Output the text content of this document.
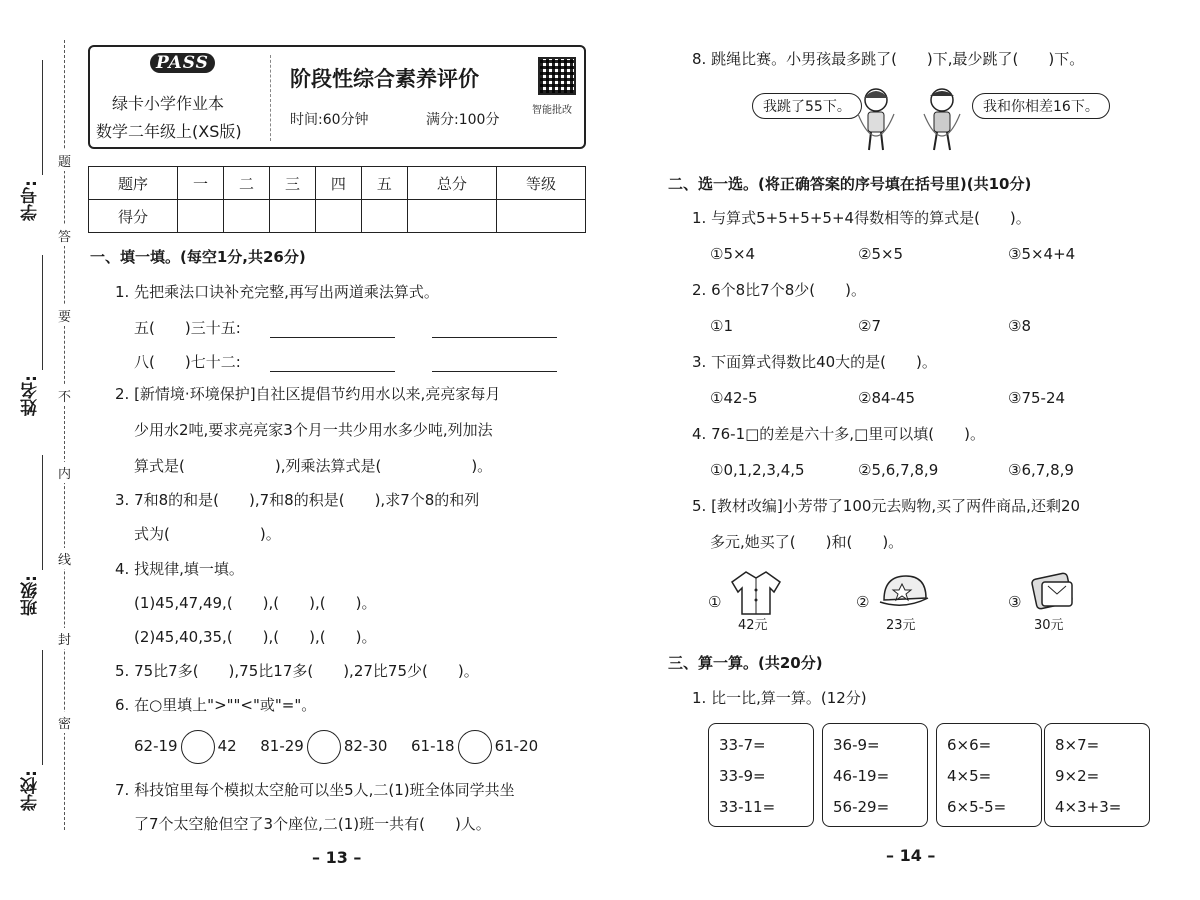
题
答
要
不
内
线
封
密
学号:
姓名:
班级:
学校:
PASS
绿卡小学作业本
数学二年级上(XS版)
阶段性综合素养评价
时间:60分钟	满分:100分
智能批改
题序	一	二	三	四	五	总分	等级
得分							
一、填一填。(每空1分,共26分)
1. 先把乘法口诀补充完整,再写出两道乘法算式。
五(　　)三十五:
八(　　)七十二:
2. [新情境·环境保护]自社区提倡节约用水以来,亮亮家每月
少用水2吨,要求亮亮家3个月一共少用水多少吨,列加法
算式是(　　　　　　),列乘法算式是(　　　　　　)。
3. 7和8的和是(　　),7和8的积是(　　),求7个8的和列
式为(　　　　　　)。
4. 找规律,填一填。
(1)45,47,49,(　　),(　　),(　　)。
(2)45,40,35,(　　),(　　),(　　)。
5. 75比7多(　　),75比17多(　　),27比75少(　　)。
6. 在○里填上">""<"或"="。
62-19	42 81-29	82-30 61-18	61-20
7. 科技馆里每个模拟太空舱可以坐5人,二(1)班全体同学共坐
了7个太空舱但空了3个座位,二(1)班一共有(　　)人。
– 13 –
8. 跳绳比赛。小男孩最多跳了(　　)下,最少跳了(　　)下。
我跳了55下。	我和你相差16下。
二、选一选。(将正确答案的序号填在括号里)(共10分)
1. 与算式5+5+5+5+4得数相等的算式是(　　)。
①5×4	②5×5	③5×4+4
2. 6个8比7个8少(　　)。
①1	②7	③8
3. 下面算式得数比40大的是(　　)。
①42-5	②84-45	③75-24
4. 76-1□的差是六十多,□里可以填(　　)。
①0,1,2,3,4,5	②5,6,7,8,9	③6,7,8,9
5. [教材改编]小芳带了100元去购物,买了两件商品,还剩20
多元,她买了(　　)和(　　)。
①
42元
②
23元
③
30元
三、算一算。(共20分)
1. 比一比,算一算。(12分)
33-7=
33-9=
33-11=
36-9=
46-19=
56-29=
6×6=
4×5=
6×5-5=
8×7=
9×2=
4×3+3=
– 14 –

———

- _Written problem_
Copy out the records above in full, exactly as written, but not the pictures.

- _Solution to this problem_
Output the text content of this document.
题
答
要
不
内
线
封
密
学号:
姓名:
班级:
学校:
PASS
绿卡小学作业本
数学二年级上(XS版)
阶段性综合素养评价
时间:60分钟	满分:100分
智能批改
题序	一	二	三	四	五	总分	等级
得分							
一、填一填。(每空1分,共26分)
1. 先把乘法口诀补充完整,再写出两道乘法算式。
五(　　)三十五:
八(　　)七十二:
2. [新情境·环境保护]自社区提倡节约用水以来,亮亮家每月
少用水2吨,要求亮亮家3个月一共少用水多少吨,列加法
算式是(　　　　　　),列乘法算式是(　　　　　　)。
3. 7和8的和是(　　),7和8的积是(　　),求7个8的和列
式为(　　　　　　)。
4. 找规律,填一填。
(1)45,47,49,(　　),(　　),(　　)。
(2)45,40,35,(　　),(　　),(　　)。
5. 75比7多(　　),75比17多(　　),27比75少(　　)。
6. 在○里填上">""<"或"="。
62-19	42 81-29	82-30 61-18	61-20
7. 科技馆里每个模拟太空舱可以坐5人,二(1)班全体同学共坐
了7个太空舱但空了3个座位,二(1)班一共有(　　)人。
– 13 –
8. 跳绳比赛。小男孩最多跳了(　　)下,最少跳了(　　)下。
我跳了55下。	我和你相差16下。
二、选一选。(将正确答案的序号填在括号里)(共10分)
1. 与算式5+5+5+5+4得数相等的算式是(　　)。
①5×4	②5×5	③5×4+4
2. 6个8比7个8少(　　)。
①1	②7	③8
3. 下面算式得数比40大的是(　　)。
①42-5	②84-45	③75-24
4. 76-1□的差是六十多,□里可以填(　　)。
①0,1,2,3,4,5	②5,6,7,8,9	③6,7,8,9
5. [教材改编]小芳带了100元去购物,买了两件商品,还剩20
多元,她买了(　　)和(　　)。
①
42元
②
23元
③
30元
三、算一算。(共20分)
1. 比一比,算一算。(12分)
33-7=
33-9=
33-11=
36-9=
46-19=
56-29=
6×6=
4×5=
6×5-5=
8×7=
9×2=
4×3+3=
– 14 –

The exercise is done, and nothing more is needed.